### Given entries
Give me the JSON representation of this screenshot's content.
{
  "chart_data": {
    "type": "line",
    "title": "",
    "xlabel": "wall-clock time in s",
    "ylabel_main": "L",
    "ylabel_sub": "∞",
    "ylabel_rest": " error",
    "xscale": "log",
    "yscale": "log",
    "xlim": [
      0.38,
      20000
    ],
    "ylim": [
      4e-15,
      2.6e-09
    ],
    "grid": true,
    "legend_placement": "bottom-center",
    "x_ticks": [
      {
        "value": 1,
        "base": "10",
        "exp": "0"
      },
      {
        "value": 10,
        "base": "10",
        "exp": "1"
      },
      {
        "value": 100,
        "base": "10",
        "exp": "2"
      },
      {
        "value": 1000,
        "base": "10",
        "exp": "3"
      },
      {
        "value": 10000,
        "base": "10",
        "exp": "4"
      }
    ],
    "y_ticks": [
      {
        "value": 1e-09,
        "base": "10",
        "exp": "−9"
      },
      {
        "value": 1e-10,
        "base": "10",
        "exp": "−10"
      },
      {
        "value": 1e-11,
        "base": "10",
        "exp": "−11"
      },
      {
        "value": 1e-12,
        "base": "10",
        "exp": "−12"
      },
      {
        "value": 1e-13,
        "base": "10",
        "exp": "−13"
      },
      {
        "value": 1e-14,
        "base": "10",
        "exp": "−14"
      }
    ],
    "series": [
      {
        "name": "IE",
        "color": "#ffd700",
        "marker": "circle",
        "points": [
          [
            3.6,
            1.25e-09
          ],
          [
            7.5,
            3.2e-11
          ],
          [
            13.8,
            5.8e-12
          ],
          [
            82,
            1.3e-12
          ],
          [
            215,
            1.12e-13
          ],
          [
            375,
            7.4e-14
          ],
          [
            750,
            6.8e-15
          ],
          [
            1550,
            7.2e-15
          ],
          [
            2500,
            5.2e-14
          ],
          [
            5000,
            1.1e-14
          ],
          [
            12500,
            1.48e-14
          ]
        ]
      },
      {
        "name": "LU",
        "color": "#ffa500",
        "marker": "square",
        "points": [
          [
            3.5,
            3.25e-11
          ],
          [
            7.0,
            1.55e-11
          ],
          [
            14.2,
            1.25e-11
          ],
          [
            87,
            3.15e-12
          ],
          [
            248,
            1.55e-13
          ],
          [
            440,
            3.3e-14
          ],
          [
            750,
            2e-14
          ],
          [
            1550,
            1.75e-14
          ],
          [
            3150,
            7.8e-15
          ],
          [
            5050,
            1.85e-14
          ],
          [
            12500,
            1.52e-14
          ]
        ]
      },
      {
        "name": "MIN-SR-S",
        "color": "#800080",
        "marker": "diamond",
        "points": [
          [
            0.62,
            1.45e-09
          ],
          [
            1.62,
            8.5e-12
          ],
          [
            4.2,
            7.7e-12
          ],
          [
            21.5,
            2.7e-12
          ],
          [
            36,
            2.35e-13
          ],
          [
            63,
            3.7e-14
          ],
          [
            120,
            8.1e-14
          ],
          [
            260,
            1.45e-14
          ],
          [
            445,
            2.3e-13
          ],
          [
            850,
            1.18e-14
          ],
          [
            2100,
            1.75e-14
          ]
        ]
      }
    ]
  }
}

### What you need to do
Count the lines above that contain the word "color", and reply with only that number.

### Answer for this exercise
3